## [Instructions to follow]
Can you output the records below exactly as they are written?
## start
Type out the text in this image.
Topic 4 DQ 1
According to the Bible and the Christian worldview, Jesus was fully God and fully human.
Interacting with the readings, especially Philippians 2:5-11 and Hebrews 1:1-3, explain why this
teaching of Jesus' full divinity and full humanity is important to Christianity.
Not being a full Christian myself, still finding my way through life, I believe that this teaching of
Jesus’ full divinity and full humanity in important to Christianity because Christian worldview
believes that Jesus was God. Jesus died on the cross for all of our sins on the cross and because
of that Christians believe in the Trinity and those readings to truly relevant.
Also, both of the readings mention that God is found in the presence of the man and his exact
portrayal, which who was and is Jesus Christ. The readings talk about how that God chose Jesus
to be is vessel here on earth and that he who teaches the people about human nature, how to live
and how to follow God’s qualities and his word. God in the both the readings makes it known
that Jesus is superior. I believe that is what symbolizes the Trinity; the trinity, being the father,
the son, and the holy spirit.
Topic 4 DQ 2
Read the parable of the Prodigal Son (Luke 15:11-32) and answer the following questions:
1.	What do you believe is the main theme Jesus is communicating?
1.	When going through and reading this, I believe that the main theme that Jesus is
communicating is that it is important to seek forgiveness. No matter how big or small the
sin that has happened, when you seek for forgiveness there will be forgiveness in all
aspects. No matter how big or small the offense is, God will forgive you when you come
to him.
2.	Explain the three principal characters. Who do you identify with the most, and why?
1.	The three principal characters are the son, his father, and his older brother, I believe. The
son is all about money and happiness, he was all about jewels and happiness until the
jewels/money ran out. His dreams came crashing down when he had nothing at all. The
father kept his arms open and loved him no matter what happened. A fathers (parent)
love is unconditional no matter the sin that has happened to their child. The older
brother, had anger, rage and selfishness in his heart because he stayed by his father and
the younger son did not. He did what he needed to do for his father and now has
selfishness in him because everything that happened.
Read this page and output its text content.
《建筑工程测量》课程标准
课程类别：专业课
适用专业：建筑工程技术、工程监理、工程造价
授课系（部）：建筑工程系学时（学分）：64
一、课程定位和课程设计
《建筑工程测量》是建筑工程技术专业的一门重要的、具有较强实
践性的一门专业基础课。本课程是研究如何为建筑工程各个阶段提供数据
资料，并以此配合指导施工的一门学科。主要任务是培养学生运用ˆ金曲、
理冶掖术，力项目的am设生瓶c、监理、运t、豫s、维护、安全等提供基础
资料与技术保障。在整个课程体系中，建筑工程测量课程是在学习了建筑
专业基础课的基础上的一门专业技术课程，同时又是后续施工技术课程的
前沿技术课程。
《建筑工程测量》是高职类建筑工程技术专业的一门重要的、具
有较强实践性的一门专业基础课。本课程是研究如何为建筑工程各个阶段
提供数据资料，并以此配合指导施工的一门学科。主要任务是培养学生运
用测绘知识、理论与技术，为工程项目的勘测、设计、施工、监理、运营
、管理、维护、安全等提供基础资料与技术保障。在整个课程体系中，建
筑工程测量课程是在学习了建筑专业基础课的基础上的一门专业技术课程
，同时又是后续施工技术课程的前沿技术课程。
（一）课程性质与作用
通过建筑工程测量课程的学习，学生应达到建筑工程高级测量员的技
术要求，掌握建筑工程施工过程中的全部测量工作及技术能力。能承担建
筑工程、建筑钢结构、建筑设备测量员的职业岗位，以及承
## end
## [Result of the task]
Type out the text in this image.
Topic 4 DQ 1
According to the Bible and the Christian worldview, Jesus was fully God and fully human.
Interacting with the readings, especially Philippians 2:5-11 and Hebrews 1:1-3, explain why this
teaching of Jesus' full divinity and full humanity is important to Christianity.
Not being a full Christian myself, still finding my way through life, I believe that this teaching of
Jesus’ full divinity and full humanity in important to Christianity because Christian worldview
believes that Jesus was God. Jesus died on the cross for all of our sins on the cross and because
of that Christians believe in the Trinity and those readings to truly relevant.
Also, both of the readings mention that God is found in the presence of the man and his exact
portrayal, which who was and is Jesus Christ. The readings talk about how that God chose Jesus
to be is vessel here on earth and that he who teaches the people about human nature, how to live
and how to follow God’s qualities and his word. God in the both the readings makes it known
that Jesus is superior. I believe that is what symbolizes the Trinity; the trinity, being the father,
the son, and the holy spirit.
Topic 4 DQ 2
Read the parable of the Prodigal Son (Luke 15:11-32) and answer the following questions:
1.	What do you believe is the main theme Jesus is communicating?
1.	When going through and reading this, I believe that the main theme that Jesus is
communicating is that it is important to seek forgiveness. No matter how big or small the
sin that has happened, when you seek for forgiveness there will be forgiveness in all
aspects. No matter how big or small the offense is, God will forgive you when you come
to him.
2.	Explain the three principal characters. Who do you identify with the most, and why?
1.	The three principal characters are the son, his father, and his older brother, I believe. The
son is all about money and happiness, he was all about jewels and happiness until the
jewels/money ran out. His dreams came crashing down when he had nothing at all. The
father kept his arms open and loved him no matter what happened. A fathers (parent)
love is unconditional no matter the sin that has happened to their child. The older
brother, had anger, rage and selfishness in his heart because he stayed by his father and
the younger son did not. He did what he needed to do for his father and now has
selfishness in him because everything that happened.
Read this page and output its text content.
《建筑工程测量》课程标准
课程类别：专业课
适用专业：建筑工程技术、工程监理、工程造价
授课系（部）：建筑工程系学时（学分）：64
一、课程定位和课程设计
《建筑工程测量》是建筑工程技术专业的一门重要的、具有较强实
践性的一门专业基础课。本课程是研究如何为建筑工程各个阶段提供数据
资料，并以此配合指导施工的一门学科。主要任务是培养学生运用ˆ金曲、
理冶掖术，力项目的am设生瓶c、监理、运t、豫s、维护、安全等提供基础
资料与技术保障。在整个课程体系中，建筑工程测量课程是在学习了建筑
专业基础课的基础上的一门专业技术课程，同时又是后续施工技术课程的
前沿技术课程。
《建筑工程测量》是高职类建筑工程技术专业的一门重要的、具
有较强实践性的一门专业基础课。本课程是研究如何为建筑工程各个阶段
提供数据资料，并以此配合指导施工的一门学科。主要任务是培养学生运
用测绘知识、理论与技术，为工程项目的勘测、设计、施工、监理、运营
、管理、维护、安全等提供基础资料与技术保障。在整个课程体系中，建
筑工程测量课程是在学习了建筑专业基础课的基础上的一门专业技术课程
，同时又是后续施工技术课程的前沿技术课程。
（一）课程性质与作用
通过建筑工程测量课程的学习，学生应达到建筑工程高级测量员的技
术要求，掌握建筑工程施工过程中的全部测量工作及技术能力。能承担建
筑工程、建筑钢结构、建筑设备测量员的职业岗位，以及承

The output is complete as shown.